Entries from a dataset:

** BEGIN **

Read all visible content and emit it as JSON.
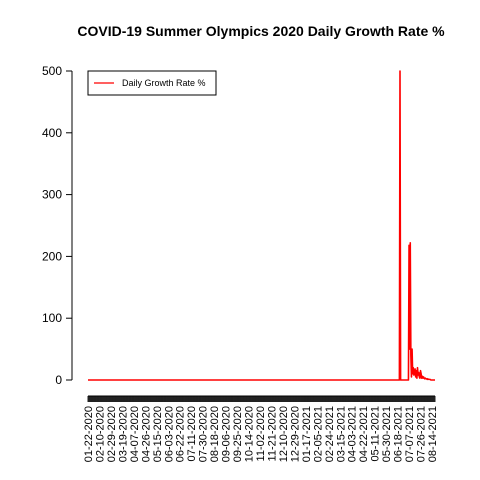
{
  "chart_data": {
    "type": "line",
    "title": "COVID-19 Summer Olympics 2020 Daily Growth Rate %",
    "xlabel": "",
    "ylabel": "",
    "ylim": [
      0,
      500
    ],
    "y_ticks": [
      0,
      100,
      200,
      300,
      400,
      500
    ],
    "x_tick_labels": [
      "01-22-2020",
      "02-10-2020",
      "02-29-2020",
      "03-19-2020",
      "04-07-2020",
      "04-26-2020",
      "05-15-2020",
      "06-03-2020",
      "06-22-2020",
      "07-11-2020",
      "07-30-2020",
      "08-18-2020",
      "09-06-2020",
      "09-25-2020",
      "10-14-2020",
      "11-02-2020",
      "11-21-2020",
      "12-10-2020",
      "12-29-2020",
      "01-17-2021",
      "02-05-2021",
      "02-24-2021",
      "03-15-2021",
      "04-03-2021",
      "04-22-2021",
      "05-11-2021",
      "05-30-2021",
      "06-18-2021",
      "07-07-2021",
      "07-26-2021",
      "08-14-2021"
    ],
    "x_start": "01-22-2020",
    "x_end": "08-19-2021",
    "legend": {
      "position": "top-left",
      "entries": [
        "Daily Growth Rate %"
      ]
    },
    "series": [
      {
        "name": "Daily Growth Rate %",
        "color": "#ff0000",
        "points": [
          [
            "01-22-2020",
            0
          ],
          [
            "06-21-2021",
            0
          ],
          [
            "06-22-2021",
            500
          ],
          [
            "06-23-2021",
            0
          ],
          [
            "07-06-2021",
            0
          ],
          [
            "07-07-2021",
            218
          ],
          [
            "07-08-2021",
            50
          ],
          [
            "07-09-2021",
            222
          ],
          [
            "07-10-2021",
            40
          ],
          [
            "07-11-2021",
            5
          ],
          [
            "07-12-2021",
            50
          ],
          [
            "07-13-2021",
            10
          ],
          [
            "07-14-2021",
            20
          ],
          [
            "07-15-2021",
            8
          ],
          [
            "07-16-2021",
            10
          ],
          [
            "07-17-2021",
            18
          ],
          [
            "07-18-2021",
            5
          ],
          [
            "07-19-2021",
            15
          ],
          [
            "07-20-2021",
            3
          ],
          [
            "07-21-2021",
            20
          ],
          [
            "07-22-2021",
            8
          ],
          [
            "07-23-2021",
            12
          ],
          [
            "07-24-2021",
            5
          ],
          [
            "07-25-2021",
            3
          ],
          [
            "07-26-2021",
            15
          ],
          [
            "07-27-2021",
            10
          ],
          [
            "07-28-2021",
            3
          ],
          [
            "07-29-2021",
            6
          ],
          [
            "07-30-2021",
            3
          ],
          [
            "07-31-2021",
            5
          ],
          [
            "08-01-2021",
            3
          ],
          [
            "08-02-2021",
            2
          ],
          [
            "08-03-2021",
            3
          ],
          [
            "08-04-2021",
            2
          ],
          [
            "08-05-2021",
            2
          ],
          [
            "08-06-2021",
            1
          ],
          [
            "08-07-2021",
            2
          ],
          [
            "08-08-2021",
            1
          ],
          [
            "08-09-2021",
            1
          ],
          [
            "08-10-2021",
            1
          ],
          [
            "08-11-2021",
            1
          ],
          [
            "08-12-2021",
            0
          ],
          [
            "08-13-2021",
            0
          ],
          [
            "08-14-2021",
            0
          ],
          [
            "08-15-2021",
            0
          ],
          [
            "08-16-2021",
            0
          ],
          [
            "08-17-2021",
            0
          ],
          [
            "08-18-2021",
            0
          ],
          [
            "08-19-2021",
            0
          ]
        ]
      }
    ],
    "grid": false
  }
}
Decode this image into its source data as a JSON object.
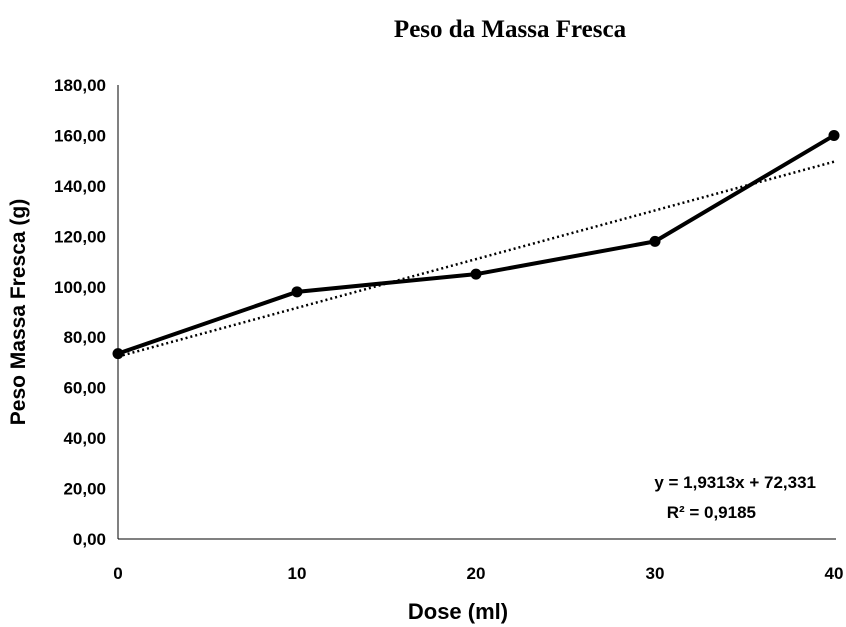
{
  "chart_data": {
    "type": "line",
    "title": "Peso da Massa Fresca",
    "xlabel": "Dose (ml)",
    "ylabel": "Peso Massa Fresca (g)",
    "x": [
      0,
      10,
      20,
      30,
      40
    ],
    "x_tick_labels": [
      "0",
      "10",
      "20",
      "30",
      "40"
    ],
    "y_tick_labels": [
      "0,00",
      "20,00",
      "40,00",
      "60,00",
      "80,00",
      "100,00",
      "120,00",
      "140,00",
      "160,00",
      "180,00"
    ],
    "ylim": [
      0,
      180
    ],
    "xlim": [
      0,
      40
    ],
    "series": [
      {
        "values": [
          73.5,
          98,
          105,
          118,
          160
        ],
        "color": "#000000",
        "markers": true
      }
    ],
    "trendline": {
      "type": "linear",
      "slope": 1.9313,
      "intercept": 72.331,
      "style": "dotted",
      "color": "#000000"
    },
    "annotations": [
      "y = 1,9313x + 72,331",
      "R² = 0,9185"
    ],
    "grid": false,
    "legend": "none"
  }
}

** END **

-- Request --
Check every line of the material for the string "Fresca" and give the number of lines that have it, without anything else.

-- Complete response --
2